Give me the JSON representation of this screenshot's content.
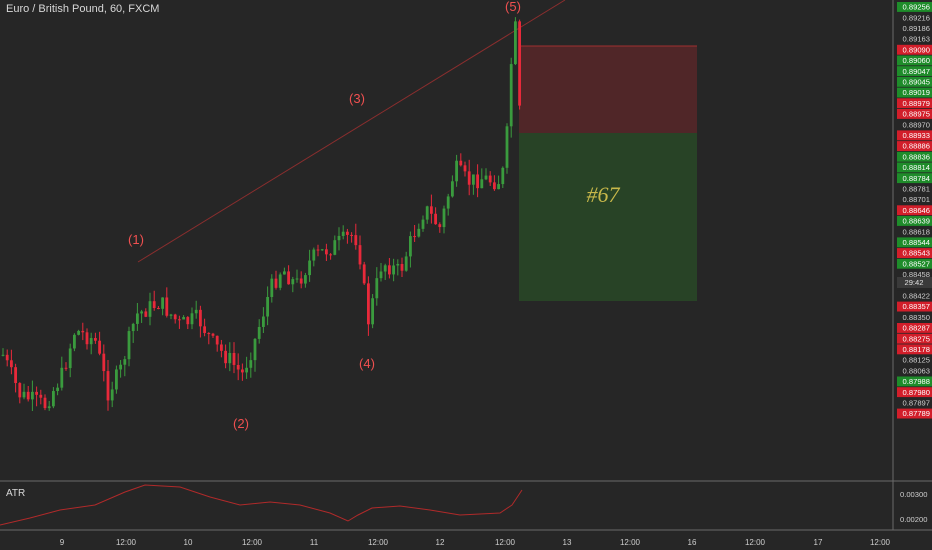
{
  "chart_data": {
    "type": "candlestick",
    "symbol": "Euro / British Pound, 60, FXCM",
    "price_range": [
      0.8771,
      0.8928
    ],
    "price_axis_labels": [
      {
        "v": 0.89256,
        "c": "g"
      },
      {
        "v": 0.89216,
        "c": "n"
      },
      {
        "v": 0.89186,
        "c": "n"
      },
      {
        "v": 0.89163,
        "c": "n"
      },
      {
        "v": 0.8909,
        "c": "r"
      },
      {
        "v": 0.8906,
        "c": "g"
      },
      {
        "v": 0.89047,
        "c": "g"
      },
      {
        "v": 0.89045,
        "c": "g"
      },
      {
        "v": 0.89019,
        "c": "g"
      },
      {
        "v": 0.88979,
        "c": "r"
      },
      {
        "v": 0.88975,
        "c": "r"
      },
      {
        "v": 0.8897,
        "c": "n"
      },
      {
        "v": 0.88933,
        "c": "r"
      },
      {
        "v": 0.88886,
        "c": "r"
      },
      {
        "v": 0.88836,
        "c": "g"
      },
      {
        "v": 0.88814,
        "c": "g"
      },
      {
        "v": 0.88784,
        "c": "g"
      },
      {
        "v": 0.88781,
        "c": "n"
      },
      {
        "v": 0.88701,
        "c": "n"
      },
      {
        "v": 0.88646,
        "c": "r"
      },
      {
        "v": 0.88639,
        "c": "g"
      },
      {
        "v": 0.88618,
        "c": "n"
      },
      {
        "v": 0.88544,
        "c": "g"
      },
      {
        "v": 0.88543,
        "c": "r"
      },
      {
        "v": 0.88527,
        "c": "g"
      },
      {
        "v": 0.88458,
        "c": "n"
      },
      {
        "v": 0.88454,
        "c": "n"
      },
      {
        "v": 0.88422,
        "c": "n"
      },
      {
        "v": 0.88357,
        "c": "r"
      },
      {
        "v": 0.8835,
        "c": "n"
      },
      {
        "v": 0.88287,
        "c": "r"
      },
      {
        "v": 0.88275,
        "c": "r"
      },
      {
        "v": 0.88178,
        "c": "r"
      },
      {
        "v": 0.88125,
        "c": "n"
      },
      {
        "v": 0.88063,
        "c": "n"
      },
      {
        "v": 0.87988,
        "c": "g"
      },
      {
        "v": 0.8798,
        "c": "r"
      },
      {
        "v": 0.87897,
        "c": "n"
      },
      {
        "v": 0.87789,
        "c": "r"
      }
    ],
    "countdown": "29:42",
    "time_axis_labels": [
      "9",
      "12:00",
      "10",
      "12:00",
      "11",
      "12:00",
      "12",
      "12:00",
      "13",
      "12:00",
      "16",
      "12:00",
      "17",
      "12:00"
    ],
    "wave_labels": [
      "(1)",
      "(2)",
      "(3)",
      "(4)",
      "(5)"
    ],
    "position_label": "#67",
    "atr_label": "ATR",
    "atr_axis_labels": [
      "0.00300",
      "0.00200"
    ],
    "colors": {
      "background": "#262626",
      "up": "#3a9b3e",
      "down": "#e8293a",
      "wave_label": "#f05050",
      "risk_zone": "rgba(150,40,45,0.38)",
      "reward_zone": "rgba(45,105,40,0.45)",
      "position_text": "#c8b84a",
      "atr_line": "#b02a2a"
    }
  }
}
...
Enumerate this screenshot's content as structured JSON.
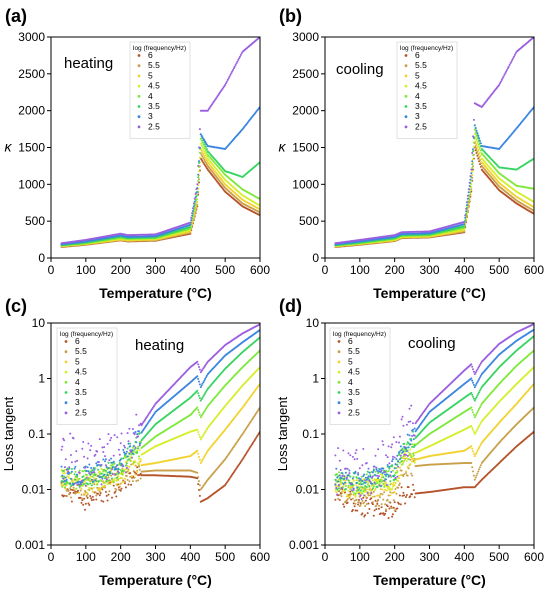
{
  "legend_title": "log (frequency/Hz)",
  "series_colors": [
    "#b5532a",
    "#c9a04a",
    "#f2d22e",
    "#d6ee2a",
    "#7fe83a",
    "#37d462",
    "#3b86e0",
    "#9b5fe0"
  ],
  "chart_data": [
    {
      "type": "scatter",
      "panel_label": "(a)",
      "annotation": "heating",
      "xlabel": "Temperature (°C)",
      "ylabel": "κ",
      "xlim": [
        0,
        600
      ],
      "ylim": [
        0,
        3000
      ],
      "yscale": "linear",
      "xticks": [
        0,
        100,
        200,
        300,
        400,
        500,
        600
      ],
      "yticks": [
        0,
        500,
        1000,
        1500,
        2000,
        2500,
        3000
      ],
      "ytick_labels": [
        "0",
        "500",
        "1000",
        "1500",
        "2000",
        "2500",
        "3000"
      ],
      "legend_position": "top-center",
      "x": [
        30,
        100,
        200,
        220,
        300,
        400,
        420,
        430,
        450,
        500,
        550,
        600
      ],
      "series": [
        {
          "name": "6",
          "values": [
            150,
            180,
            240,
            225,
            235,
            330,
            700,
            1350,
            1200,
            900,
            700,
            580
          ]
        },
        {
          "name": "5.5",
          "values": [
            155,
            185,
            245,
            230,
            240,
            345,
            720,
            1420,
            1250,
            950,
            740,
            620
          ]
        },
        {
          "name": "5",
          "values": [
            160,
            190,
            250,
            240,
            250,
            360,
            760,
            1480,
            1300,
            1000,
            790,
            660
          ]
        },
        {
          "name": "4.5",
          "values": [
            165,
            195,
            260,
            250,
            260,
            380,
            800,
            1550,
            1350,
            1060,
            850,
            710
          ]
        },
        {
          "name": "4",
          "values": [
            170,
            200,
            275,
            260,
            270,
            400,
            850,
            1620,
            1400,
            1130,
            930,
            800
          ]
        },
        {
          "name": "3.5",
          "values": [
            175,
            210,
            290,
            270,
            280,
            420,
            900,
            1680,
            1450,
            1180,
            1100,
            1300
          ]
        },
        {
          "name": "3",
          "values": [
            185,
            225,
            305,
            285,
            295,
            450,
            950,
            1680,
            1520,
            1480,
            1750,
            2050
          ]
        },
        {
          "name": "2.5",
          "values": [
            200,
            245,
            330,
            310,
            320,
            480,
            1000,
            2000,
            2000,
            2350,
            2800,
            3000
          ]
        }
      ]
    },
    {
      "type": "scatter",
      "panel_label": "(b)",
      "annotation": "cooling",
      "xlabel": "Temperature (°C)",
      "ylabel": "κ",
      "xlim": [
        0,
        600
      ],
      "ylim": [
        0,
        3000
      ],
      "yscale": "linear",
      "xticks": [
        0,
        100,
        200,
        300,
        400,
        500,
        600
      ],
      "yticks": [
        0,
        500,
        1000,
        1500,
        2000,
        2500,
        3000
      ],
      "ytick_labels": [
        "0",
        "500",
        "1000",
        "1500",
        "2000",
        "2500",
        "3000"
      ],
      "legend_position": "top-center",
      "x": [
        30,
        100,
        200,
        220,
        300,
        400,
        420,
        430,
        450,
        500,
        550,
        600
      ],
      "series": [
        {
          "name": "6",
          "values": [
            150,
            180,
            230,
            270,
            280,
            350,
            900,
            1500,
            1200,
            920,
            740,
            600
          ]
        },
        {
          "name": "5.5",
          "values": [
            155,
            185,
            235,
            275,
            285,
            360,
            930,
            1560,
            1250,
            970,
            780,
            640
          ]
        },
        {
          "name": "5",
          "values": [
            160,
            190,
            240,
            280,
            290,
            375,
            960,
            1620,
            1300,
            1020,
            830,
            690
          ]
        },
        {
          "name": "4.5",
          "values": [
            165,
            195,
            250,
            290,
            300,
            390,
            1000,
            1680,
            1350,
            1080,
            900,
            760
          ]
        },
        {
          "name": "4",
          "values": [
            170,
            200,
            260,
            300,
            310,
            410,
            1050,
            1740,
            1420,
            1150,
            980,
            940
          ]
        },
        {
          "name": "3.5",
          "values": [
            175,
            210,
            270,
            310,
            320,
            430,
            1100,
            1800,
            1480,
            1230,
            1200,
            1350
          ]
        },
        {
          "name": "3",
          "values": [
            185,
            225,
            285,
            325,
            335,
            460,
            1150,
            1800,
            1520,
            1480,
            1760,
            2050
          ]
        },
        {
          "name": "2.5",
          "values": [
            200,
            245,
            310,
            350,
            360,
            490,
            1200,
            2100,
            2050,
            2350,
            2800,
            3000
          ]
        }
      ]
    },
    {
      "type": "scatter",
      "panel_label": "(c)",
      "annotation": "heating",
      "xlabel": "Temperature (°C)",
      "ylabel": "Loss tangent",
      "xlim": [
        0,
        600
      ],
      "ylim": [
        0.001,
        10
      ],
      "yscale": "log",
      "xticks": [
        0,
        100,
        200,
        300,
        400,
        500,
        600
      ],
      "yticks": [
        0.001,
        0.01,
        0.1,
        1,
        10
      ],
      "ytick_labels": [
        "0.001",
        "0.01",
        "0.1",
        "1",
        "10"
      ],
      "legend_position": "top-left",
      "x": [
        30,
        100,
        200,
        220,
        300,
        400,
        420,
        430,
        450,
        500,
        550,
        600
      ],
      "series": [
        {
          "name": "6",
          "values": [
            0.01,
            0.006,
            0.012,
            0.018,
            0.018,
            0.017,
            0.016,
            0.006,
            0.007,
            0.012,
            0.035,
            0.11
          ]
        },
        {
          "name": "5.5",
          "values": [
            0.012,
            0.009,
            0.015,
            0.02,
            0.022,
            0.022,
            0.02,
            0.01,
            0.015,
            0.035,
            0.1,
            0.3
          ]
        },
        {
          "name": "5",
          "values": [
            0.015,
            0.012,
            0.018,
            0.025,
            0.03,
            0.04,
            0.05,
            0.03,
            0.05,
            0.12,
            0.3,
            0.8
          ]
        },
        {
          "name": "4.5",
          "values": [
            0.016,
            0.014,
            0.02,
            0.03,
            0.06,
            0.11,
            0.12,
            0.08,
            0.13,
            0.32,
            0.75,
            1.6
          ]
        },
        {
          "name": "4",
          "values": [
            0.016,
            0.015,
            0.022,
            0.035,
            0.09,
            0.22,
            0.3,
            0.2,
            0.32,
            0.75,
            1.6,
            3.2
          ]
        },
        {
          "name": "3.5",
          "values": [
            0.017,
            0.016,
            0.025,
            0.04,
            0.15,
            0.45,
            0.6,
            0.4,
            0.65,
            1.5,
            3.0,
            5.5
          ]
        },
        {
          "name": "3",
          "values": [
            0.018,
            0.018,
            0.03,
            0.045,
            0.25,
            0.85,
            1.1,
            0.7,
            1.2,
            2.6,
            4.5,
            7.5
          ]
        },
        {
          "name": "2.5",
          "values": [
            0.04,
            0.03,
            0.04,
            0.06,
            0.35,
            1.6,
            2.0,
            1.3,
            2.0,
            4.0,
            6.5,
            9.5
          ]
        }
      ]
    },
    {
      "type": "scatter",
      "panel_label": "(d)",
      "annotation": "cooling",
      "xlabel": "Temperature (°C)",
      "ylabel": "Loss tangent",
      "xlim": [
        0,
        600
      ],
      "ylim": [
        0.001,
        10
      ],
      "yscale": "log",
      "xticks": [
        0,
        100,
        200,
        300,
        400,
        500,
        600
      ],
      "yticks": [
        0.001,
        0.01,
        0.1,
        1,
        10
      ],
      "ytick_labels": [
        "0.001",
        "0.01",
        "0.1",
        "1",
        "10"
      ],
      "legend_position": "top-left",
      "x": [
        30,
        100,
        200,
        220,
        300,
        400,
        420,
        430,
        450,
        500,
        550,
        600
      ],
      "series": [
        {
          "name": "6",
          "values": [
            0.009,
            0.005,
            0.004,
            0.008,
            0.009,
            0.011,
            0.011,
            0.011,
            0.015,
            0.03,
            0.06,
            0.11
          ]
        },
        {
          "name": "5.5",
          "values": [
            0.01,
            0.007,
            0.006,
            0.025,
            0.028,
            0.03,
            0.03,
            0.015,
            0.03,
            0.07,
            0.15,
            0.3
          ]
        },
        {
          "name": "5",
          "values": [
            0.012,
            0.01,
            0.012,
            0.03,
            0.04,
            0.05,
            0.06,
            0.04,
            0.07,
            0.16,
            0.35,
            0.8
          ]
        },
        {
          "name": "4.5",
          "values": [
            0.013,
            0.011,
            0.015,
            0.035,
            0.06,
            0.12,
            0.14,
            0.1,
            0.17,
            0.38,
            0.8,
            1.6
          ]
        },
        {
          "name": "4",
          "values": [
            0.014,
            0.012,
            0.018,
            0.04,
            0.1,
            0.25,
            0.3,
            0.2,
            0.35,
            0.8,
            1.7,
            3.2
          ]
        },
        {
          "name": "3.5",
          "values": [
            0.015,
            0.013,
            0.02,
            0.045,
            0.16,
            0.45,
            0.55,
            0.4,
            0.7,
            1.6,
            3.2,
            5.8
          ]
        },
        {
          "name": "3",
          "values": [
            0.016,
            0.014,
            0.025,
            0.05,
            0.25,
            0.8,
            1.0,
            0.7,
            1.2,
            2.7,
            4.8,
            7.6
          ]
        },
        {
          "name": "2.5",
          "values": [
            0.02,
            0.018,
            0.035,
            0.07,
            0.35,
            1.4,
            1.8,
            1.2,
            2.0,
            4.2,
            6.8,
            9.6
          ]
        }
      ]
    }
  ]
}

To be done
Gather each line of the listing that holds the string "rgba".

Result of this exercise
      "risk_zone": "rgba(150,40,45,0.38)",
      "reward_zone": "rgba(45,105,40,0.45)",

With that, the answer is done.